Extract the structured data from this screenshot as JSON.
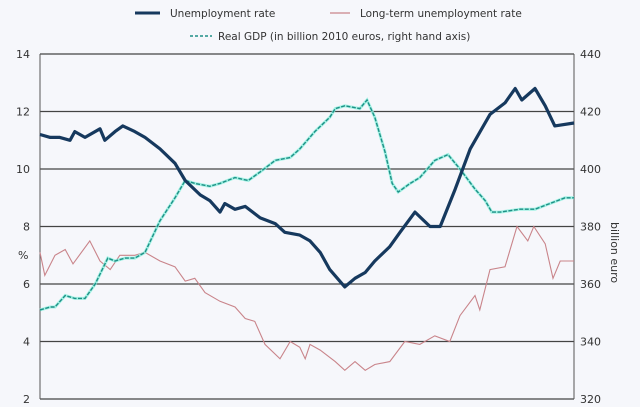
{
  "chart_data": {
    "type": "line",
    "title": "",
    "xlabel": "",
    "ylabel": "%",
    "y2label": "billion euro",
    "ylim": [
      2,
      14
    ],
    "y2lim": [
      320,
      440
    ],
    "yticks": [
      2,
      4,
      6,
      8,
      10,
      12,
      14
    ],
    "y2ticks": [
      320,
      340,
      360,
      380,
      400,
      420,
      440
    ],
    "xlim": [
      0,
      89
    ],
    "x_unit": "period index (quarters, unlabeled)",
    "grid": "horizontal",
    "legend_placement": "top",
    "colors": {
      "unemployment": "#16395e",
      "longterm": "#c9848a",
      "gdp": "#1e8f86",
      "gdp_halo": "#8ff0de",
      "grid": "#444444"
    },
    "series": [
      {
        "name": "Unemployment rate",
        "axis": "left",
        "style": "solid-thick",
        "points": [
          [
            0,
            11.2
          ],
          [
            1.7,
            11.1
          ],
          [
            3.3,
            11.1
          ],
          [
            5,
            11.0
          ],
          [
            5.8,
            11.3
          ],
          [
            7.5,
            11.1
          ],
          [
            10,
            11.4
          ],
          [
            10.8,
            11.0
          ],
          [
            12.5,
            11.3
          ],
          [
            13.8,
            11.5
          ],
          [
            15.8,
            11.3
          ],
          [
            17.5,
            11.1
          ],
          [
            20,
            10.7
          ],
          [
            22.5,
            10.2
          ],
          [
            24.2,
            9.6
          ],
          [
            26.7,
            9.1
          ],
          [
            28.3,
            8.9
          ],
          [
            30,
            8.5
          ],
          [
            30.8,
            8.8
          ],
          [
            32.5,
            8.6
          ],
          [
            34.2,
            8.7
          ],
          [
            36.7,
            8.3
          ],
          [
            39.2,
            8.1
          ],
          [
            40.8,
            7.8
          ],
          [
            43.3,
            7.7
          ],
          [
            45,
            7.5
          ],
          [
            46.7,
            7.1
          ],
          [
            48.3,
            6.5
          ],
          [
            50.8,
            5.9
          ],
          [
            52.5,
            6.2
          ],
          [
            54.2,
            6.4
          ],
          [
            55.8,
            6.8
          ],
          [
            58.3,
            7.3
          ],
          [
            60,
            7.8
          ],
          [
            62.5,
            8.5
          ],
          [
            65,
            8.0
          ],
          [
            66.7,
            8.0
          ],
          [
            69.2,
            9.3
          ],
          [
            71.7,
            10.7
          ],
          [
            75,
            11.9
          ],
          [
            77.5,
            12.3
          ],
          [
            79.2,
            12.8
          ],
          [
            80.3,
            12.4
          ],
          [
            82.5,
            12.8
          ],
          [
            84.2,
            12.2
          ],
          [
            85.8,
            11.5
          ],
          [
            89,
            11.6
          ]
        ]
      },
      {
        "name": "Long-term unemployment rate",
        "axis": "left",
        "style": "solid-thin",
        "points": [
          [
            0,
            7.1
          ],
          [
            0.8,
            6.3
          ],
          [
            2.5,
            7.0
          ],
          [
            4.2,
            7.2
          ],
          [
            5.5,
            6.7
          ],
          [
            8.3,
            7.5
          ],
          [
            10,
            6.8
          ],
          [
            11.7,
            6.5
          ],
          [
            13.3,
            7.0
          ],
          [
            15.8,
            7.0
          ],
          [
            17.5,
            7.1
          ],
          [
            20,
            6.8
          ],
          [
            22.5,
            6.6
          ],
          [
            24.2,
            6.1
          ],
          [
            25.8,
            6.2
          ],
          [
            27.5,
            5.7
          ],
          [
            30,
            5.4
          ],
          [
            32.5,
            5.2
          ],
          [
            34.2,
            4.8
          ],
          [
            35.8,
            4.7
          ],
          [
            37.5,
            3.9
          ],
          [
            40,
            3.4
          ],
          [
            41.7,
            4.0
          ],
          [
            43.3,
            3.8
          ],
          [
            44.2,
            3.4
          ],
          [
            45,
            3.9
          ],
          [
            46.7,
            3.7
          ],
          [
            49.2,
            3.3
          ],
          [
            50.8,
            3.0
          ],
          [
            52.5,
            3.3
          ],
          [
            54.2,
            3.0
          ],
          [
            55.8,
            3.2
          ],
          [
            58.3,
            3.3
          ],
          [
            60.8,
            4.0
          ],
          [
            63.3,
            3.9
          ],
          [
            65.8,
            4.2
          ],
          [
            68.3,
            4.0
          ],
          [
            70,
            4.9
          ],
          [
            72.5,
            5.6
          ],
          [
            73.3,
            5.1
          ],
          [
            75,
            6.5
          ],
          [
            77.5,
            6.6
          ],
          [
            79.5,
            8.0
          ],
          [
            81.3,
            7.5
          ],
          [
            82.3,
            8.0
          ],
          [
            84.2,
            7.4
          ],
          [
            85.5,
            6.2
          ],
          [
            86.7,
            6.8
          ],
          [
            89,
            6.8
          ]
        ]
      },
      {
        "name": "Real GDP (in billion 2010 euros, right hand axis)",
        "axis": "right",
        "style": "dashed",
        "points": [
          [
            0,
            351
          ],
          [
            1.7,
            352
          ],
          [
            2.5,
            352
          ],
          [
            4.2,
            356
          ],
          [
            5.8,
            355
          ],
          [
            7.5,
            355
          ],
          [
            9.2,
            360
          ],
          [
            11.3,
            369
          ],
          [
            12.5,
            368
          ],
          [
            14.2,
            369
          ],
          [
            15.8,
            369
          ],
          [
            17.5,
            371
          ],
          [
            20,
            382
          ],
          [
            22.5,
            390
          ],
          [
            24.2,
            396
          ],
          [
            25.8,
            395
          ],
          [
            28.3,
            394
          ],
          [
            30,
            395
          ],
          [
            32.5,
            397
          ],
          [
            34.7,
            396
          ],
          [
            36.7,
            399
          ],
          [
            39.2,
            403
          ],
          [
            41.7,
            404
          ],
          [
            43.3,
            407
          ],
          [
            45.8,
            413
          ],
          [
            48.3,
            418
          ],
          [
            49.2,
            421
          ],
          [
            50.8,
            422
          ],
          [
            53.3,
            421
          ],
          [
            54.5,
            424
          ],
          [
            55.8,
            418
          ],
          [
            57.5,
            406
          ],
          [
            58.7,
            395
          ],
          [
            59.7,
            392
          ],
          [
            61.7,
            395
          ],
          [
            63.3,
            397
          ],
          [
            65.8,
            403
          ],
          [
            68,
            405
          ],
          [
            70,
            400
          ],
          [
            72.5,
            393
          ],
          [
            74.2,
            389
          ],
          [
            75.3,
            385
          ],
          [
            76.7,
            385
          ],
          [
            80,
            386
          ],
          [
            82.5,
            386
          ],
          [
            85,
            388
          ],
          [
            87.5,
            390
          ],
          [
            89,
            390
          ]
        ]
      }
    ]
  }
}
++++++++++
Task to complete: All of the records need repeating exactly, except for the pictures.

Full solution:
Extract the structured data from this screenshot as JSON.
{
  "chart_data": {
    "type": "line",
    "title": "",
    "xlabel": "",
    "ylabel": "%",
    "y2label": "billion euro",
    "ylim": [
      2,
      14
    ],
    "y2lim": [
      320,
      440
    ],
    "yticks": [
      2,
      4,
      6,
      8,
      10,
      12,
      14
    ],
    "y2ticks": [
      320,
      340,
      360,
      380,
      400,
      420,
      440
    ],
    "xlim": [
      0,
      89
    ],
    "x_unit": "period index (quarters, unlabeled)",
    "grid": "horizontal",
    "legend_placement": "top",
    "colors": {
      "unemployment": "#16395e",
      "longterm": "#c9848a",
      "gdp": "#1e8f86",
      "gdp_halo": "#8ff0de",
      "grid": "#444444"
    },
    "series": [
      {
        "name": "Unemployment rate",
        "axis": "left",
        "style": "solid-thick",
        "points": [
          [
            0,
            11.2
          ],
          [
            1.7,
            11.1
          ],
          [
            3.3,
            11.1
          ],
          [
            5,
            11.0
          ],
          [
            5.8,
            11.3
          ],
          [
            7.5,
            11.1
          ],
          [
            10,
            11.4
          ],
          [
            10.8,
            11.0
          ],
          [
            12.5,
            11.3
          ],
          [
            13.8,
            11.5
          ],
          [
            15.8,
            11.3
          ],
          [
            17.5,
            11.1
          ],
          [
            20,
            10.7
          ],
          [
            22.5,
            10.2
          ],
          [
            24.2,
            9.6
          ],
          [
            26.7,
            9.1
          ],
          [
            28.3,
            8.9
          ],
          [
            30,
            8.5
          ],
          [
            30.8,
            8.8
          ],
          [
            32.5,
            8.6
          ],
          [
            34.2,
            8.7
          ],
          [
            36.7,
            8.3
          ],
          [
            39.2,
            8.1
          ],
          [
            40.8,
            7.8
          ],
          [
            43.3,
            7.7
          ],
          [
            45,
            7.5
          ],
          [
            46.7,
            7.1
          ],
          [
            48.3,
            6.5
          ],
          [
            50.8,
            5.9
          ],
          [
            52.5,
            6.2
          ],
          [
            54.2,
            6.4
          ],
          [
            55.8,
            6.8
          ],
          [
            58.3,
            7.3
          ],
          [
            60,
            7.8
          ],
          [
            62.5,
            8.5
          ],
          [
            65,
            8.0
          ],
          [
            66.7,
            8.0
          ],
          [
            69.2,
            9.3
          ],
          [
            71.7,
            10.7
          ],
          [
            75,
            11.9
          ],
          [
            77.5,
            12.3
          ],
          [
            79.2,
            12.8
          ],
          [
            80.3,
            12.4
          ],
          [
            82.5,
            12.8
          ],
          [
            84.2,
            12.2
          ],
          [
            85.8,
            11.5
          ],
          [
            89,
            11.6
          ]
        ]
      },
      {
        "name": "Long-term unemployment rate",
        "axis": "left",
        "style": "solid-thin",
        "points": [
          [
            0,
            7.1
          ],
          [
            0.8,
            6.3
          ],
          [
            2.5,
            7.0
          ],
          [
            4.2,
            7.2
          ],
          [
            5.5,
            6.7
          ],
          [
            8.3,
            7.5
          ],
          [
            10,
            6.8
          ],
          [
            11.7,
            6.5
          ],
          [
            13.3,
            7.0
          ],
          [
            15.8,
            7.0
          ],
          [
            17.5,
            7.1
          ],
          [
            20,
            6.8
          ],
          [
            22.5,
            6.6
          ],
          [
            24.2,
            6.1
          ],
          [
            25.8,
            6.2
          ],
          [
            27.5,
            5.7
          ],
          [
            30,
            5.4
          ],
          [
            32.5,
            5.2
          ],
          [
            34.2,
            4.8
          ],
          [
            35.8,
            4.7
          ],
          [
            37.5,
            3.9
          ],
          [
            40,
            3.4
          ],
          [
            41.7,
            4.0
          ],
          [
            43.3,
            3.8
          ],
          [
            44.2,
            3.4
          ],
          [
            45,
            3.9
          ],
          [
            46.7,
            3.7
          ],
          [
            49.2,
            3.3
          ],
          [
            50.8,
            3.0
          ],
          [
            52.5,
            3.3
          ],
          [
            54.2,
            3.0
          ],
          [
            55.8,
            3.2
          ],
          [
            58.3,
            3.3
          ],
          [
            60.8,
            4.0
          ],
          [
            63.3,
            3.9
          ],
          [
            65.8,
            4.2
          ],
          [
            68.3,
            4.0
          ],
          [
            70,
            4.9
          ],
          [
            72.5,
            5.6
          ],
          [
            73.3,
            5.1
          ],
          [
            75,
            6.5
          ],
          [
            77.5,
            6.6
          ],
          [
            79.5,
            8.0
          ],
          [
            81.3,
            7.5
          ],
          [
            82.3,
            8.0
          ],
          [
            84.2,
            7.4
          ],
          [
            85.5,
            6.2
          ],
          [
            86.7,
            6.8
          ],
          [
            89,
            6.8
          ]
        ]
      },
      {
        "name": "Real GDP (in billion 2010 euros, right hand axis)",
        "axis": "right",
        "style": "dashed",
        "points": [
          [
            0,
            351
          ],
          [
            1.7,
            352
          ],
          [
            2.5,
            352
          ],
          [
            4.2,
            356
          ],
          [
            5.8,
            355
          ],
          [
            7.5,
            355
          ],
          [
            9.2,
            360
          ],
          [
            11.3,
            369
          ],
          [
            12.5,
            368
          ],
          [
            14.2,
            369
          ],
          [
            15.8,
            369
          ],
          [
            17.5,
            371
          ],
          [
            20,
            382
          ],
          [
            22.5,
            390
          ],
          [
            24.2,
            396
          ],
          [
            25.8,
            395
          ],
          [
            28.3,
            394
          ],
          [
            30,
            395
          ],
          [
            32.5,
            397
          ],
          [
            34.7,
            396
          ],
          [
            36.7,
            399
          ],
          [
            39.2,
            403
          ],
          [
            41.7,
            404
          ],
          [
            43.3,
            407
          ],
          [
            45.8,
            413
          ],
          [
            48.3,
            418
          ],
          [
            49.2,
            421
          ],
          [
            50.8,
            422
          ],
          [
            53.3,
            421
          ],
          [
            54.5,
            424
          ],
          [
            55.8,
            418
          ],
          [
            57.5,
            406
          ],
          [
            58.7,
            395
          ],
          [
            59.7,
            392
          ],
          [
            61.7,
            395
          ],
          [
            63.3,
            397
          ],
          [
            65.8,
            403
          ],
          [
            68,
            405
          ],
          [
            70,
            400
          ],
          [
            72.5,
            393
          ],
          [
            74.2,
            389
          ],
          [
            75.3,
            385
          ],
          [
            76.7,
            385
          ],
          [
            80,
            386
          ],
          [
            82.5,
            386
          ],
          [
            85,
            388
          ],
          [
            87.5,
            390
          ],
          [
            89,
            390
          ]
        ]
      }
    ]
  }
}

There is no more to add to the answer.